▸ **Given exercise**
Lay out the data from the line with "- course-name: 인구와 경제: [84, 1726, 942, 1800]" through the line with "- course-field: 인문: [1261, 1800, 1537, 1873]", both included, as a Markdown table with columns named Row and Text. Number each line in Row and skip any blank lines.

— START —

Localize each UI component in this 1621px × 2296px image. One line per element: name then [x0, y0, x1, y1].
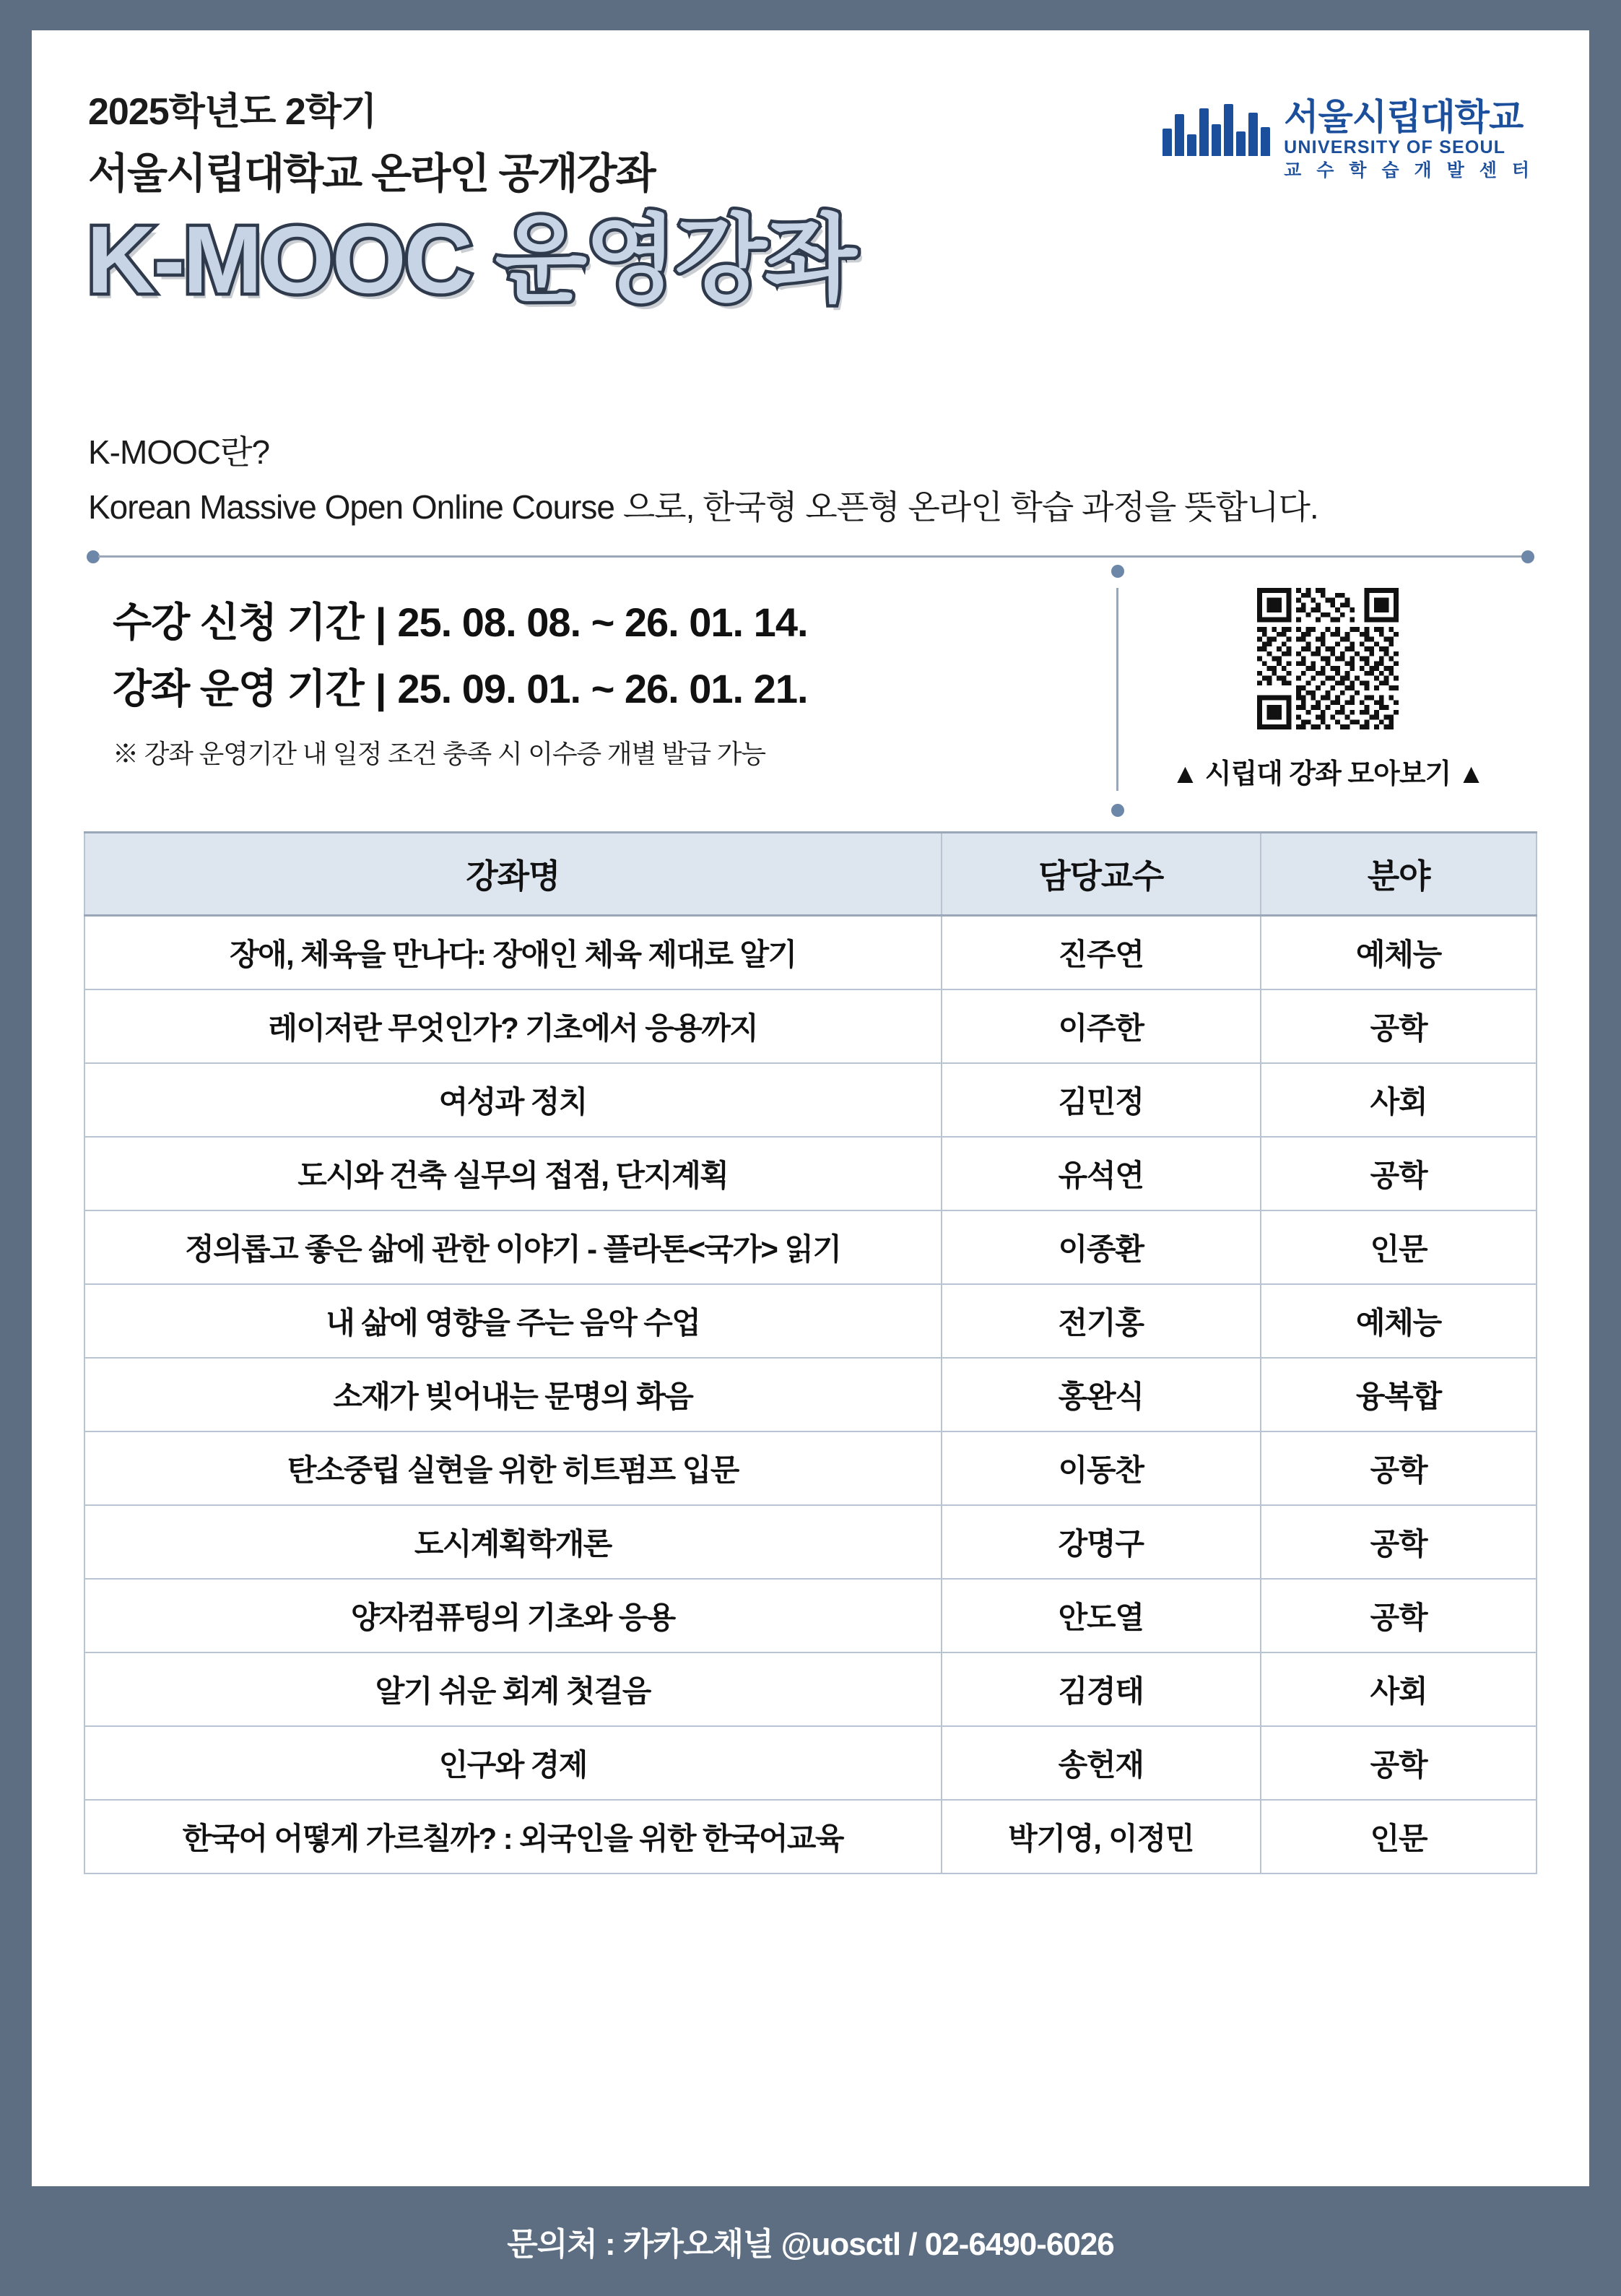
- course-name: 인구와 경제: [84, 1726, 942, 1800]
- course-field: 사회: [1261, 1652, 1537, 1726]
- vertical-divider-dot-bottom: [1111, 804, 1124, 817]
- run-period-value: 25. 09. 01. ~ 26. 01. 21.: [397, 666, 808, 711]
- course-field: 인문: [1261, 1800, 1537, 1873]
- run-period-separator: |: [375, 666, 386, 711]
- col-header-field: 분야: [1261, 833, 1537, 916]
- course-name: 장애, 체육을 만나다: 장애인 체육 제대로 알기: [84, 916, 942, 990]
- table-row: [84, 1652, 1537, 1726]
- definition-question: K-MOOC란?: [88, 433, 270, 471]
- run-period-label: 강좌 운영 기간: [113, 666, 364, 711]
- course-professor: 박기영, 이정민: [942, 1800, 1261, 1873]
- logo-center-name: 교 수 학 습 개 발 센 터: [1284, 160, 1534, 181]
- logo-korean-name: 서울시립대학교: [1284, 97, 1524, 137]
- table-row: [84, 916, 1537, 990]
- definition-block: [88, 426, 1537, 529]
- course-professor: 진주연: [942, 916, 1261, 990]
- course-name: 한국어 어떻게 가르칠까? : 외국인을 위한 한국어교육: [84, 1800, 942, 1873]
- course-name: 도시와 건축 실무의 접점, 단지계획: [84, 1137, 942, 1210]
- course-field: 공학: [1261, 1137, 1537, 1210]
- course-professor: 강명구: [942, 1505, 1261, 1579]
- apply-period-separator: |: [375, 599, 386, 645]
- table-header-row: [84, 833, 1537, 916]
- course-name: 알기 쉬운 회계 첫걸음: [84, 1652, 942, 1726]
- apply-period-row: [113, 591, 1116, 649]
- apply-period-label: 수강 신청 기간: [113, 599, 364, 645]
- logo-text: [1284, 98, 1534, 182]
- course-professor: 김경태: [942, 1652, 1261, 1726]
- table-row: [84, 1431, 1537, 1505]
- header-subtitle: 서울시립대학교 온라인 공개강좌: [88, 150, 655, 197]
- certificate-note: ※ 강좌 운영기간 내 일정 조건 충족 시 이수증 개별 발급 가능: [113, 739, 765, 768]
- course-professor: 유석연: [942, 1137, 1261, 1210]
- course-name: 레이저란 무엇인가? 기초에서 응용까지: [84, 989, 942, 1063]
- course-name: 여성과 정치: [84, 1063, 942, 1137]
- table-row: [84, 989, 1537, 1063]
- table-row: [84, 1800, 1537, 1873]
- table-row: [84, 1284, 1537, 1358]
- course-field: 공학: [1261, 1579, 1537, 1652]
- table-row: [84, 1579, 1537, 1652]
- vertical-divider-dot-top: [1111, 565, 1124, 578]
- course-field: 인문: [1261, 1210, 1537, 1284]
- col-header-professor: 담당교수: [942, 833, 1261, 916]
- course-field: 융복합: [1261, 1358, 1537, 1431]
- course-name: 소재가 빚어내는 문명의 화음: [84, 1358, 942, 1431]
- divider: [87, 549, 1534, 563]
- header: [84, 81, 1537, 420]
- contact-info: 문의처 : 카카오채널 @uosctl / 02-6490-6026: [507, 2227, 1114, 2262]
- course-field: 공학: [1261, 1726, 1537, 1800]
- course-professor: 이종환: [942, 1210, 1261, 1284]
- apply-period-value: 25. 08. 08. ~ 26. 01. 14.: [397, 599, 808, 645]
- qr-block: [1116, 588, 1537, 791]
- semester-label: 2025학년도 2학기: [88, 91, 377, 133]
- qr-caption: ▲ 시립대 강좌 모아보기 ▲: [1171, 759, 1485, 789]
- course-professor: 전기홍: [942, 1284, 1261, 1358]
- table-row: [84, 1505, 1537, 1579]
- course-table: [84, 831, 1537, 1874]
- course-field: 예체능: [1261, 916, 1537, 990]
- course-name: 정의롭고 좋은 삶에 관한 이야기 - 플라톤<국가> 읽기: [84, 1210, 942, 1284]
- course-name: 양자컴퓨팅의 기초와 응용: [84, 1579, 942, 1652]
- university-logo: [1162, 98, 1534, 182]
- definition-answer: Korean Massive Open Online Course 으로, 한국형 오픈형 온라인 학습 과정을 뜻합니다.: [88, 488, 1318, 526]
- course-name: 도시계획학개론: [84, 1505, 942, 1579]
- course-field: 사회: [1261, 1063, 1537, 1137]
- course-field: 예체능: [1261, 1284, 1537, 1358]
- divider-line: [98, 555, 1523, 558]
- course-field: 공학: [1261, 1505, 1537, 1579]
- course-name: 탄소중립 실현을 위한 히트펌프 입문: [84, 1431, 942, 1505]
- poster-sheet: [32, 30, 1589, 2186]
- footer: [0, 2186, 1621, 2296]
- table-row: [84, 1063, 1537, 1137]
- info-section: [84, 588, 1537, 791]
- table-row: [84, 1726, 1537, 1800]
- col-header-course-name: 강좌명: [84, 833, 942, 916]
- course-professor: 송헌재: [942, 1726, 1261, 1800]
- table-row: [84, 1137, 1537, 1210]
- course-professor: 홍완식: [942, 1358, 1261, 1431]
- table-row: [84, 1358, 1537, 1431]
- info-periods: [84, 588, 1116, 791]
- course-professor: 김민정: [942, 1063, 1261, 1137]
- divider-dot-right: [1521, 550, 1534, 563]
- course-professor: 이동찬: [942, 1431, 1261, 1505]
- page-title: K-MOOC 운영강좌: [87, 207, 855, 313]
- course-professor: 안도열: [942, 1579, 1261, 1652]
- course-field: 공학: [1261, 989, 1537, 1063]
- logo-english-name: UNIVERSITY OF SEOUL: [1284, 137, 1506, 157]
- course-name: 내 삶에 영향을 주는 음악 수업: [84, 1284, 942, 1358]
- qr-code-icon[interactable]: [1257, 588, 1399, 729]
- logo-mark-icon: [1162, 103, 1271, 156]
- table-row: [84, 1210, 1537, 1284]
- course-professor: 이주한: [942, 989, 1261, 1063]
- course-field: 공학: [1261, 1431, 1537, 1505]
- course-table-head: [84, 833, 1537, 916]
- course-table-body: [84, 916, 1537, 1874]
- run-period-row: [113, 657, 1116, 715]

— END —

▸ **Reply to the exercise**
| Row | Text |
|---|---|
| 1 | - course-name: 인구와 경제: [84, 1726, 942, 1800] |
| 2 | - course-field: 사회: [1261, 1652, 1537, 1726] |
| 3 | - vertical-divider-dot-bottom: [1111, 804, 1124, 817] |
| 4 | - run-period-value: 25. 09. 01. ~ 26. 01. 21.: [397, 666, 808, 711] |
| 5 | - course-field: 인문: [1261, 1800, 1537, 1873] |